Lines containing the word "below" are to be located and copied.

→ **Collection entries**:
━━━━━━
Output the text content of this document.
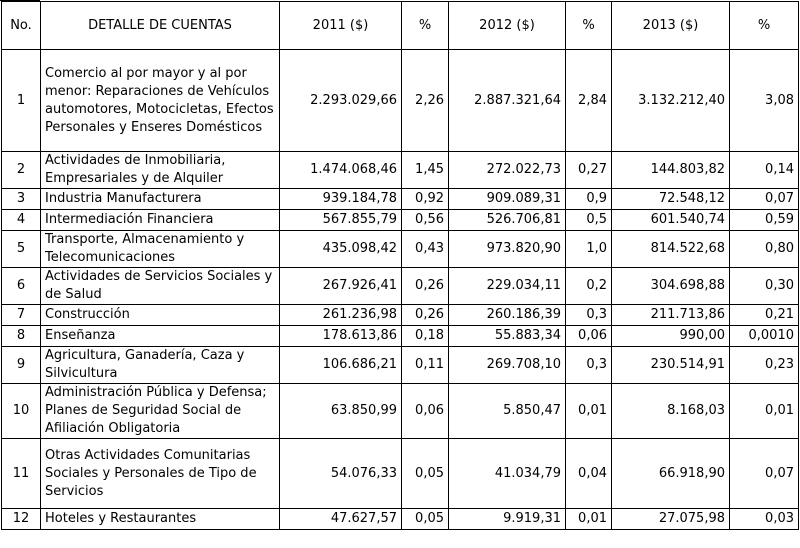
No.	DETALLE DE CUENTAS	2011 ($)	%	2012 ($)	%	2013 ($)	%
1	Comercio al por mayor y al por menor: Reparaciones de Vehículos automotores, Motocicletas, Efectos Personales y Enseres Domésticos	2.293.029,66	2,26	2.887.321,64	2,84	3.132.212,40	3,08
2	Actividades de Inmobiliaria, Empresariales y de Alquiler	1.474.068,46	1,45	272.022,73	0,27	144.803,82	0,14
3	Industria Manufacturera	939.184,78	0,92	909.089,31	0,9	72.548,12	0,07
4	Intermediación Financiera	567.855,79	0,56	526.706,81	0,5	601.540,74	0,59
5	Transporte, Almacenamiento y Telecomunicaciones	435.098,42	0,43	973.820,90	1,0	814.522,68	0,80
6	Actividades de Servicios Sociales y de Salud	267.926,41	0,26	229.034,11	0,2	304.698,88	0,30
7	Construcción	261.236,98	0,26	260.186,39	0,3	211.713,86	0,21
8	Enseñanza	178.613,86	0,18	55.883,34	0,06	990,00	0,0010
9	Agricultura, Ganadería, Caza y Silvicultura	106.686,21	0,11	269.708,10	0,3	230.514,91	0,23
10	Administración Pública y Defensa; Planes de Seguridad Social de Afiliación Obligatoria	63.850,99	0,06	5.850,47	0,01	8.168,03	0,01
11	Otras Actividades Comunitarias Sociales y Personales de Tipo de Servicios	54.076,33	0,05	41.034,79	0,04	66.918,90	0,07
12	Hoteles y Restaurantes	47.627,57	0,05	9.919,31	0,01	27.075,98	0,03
━━━━━━
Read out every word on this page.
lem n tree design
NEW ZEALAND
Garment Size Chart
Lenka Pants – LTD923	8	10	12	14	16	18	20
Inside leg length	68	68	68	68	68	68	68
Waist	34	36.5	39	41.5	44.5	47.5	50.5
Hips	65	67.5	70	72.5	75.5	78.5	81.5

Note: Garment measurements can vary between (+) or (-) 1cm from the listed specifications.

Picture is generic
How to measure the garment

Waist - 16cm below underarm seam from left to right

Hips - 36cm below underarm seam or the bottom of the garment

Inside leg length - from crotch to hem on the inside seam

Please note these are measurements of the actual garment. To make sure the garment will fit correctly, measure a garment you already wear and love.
━━━━━━
→ **THE ANSWER**:
Waist - 16cm below underarm seam from left to right
Hips - 36cm below underarm seam or the bottom of the garment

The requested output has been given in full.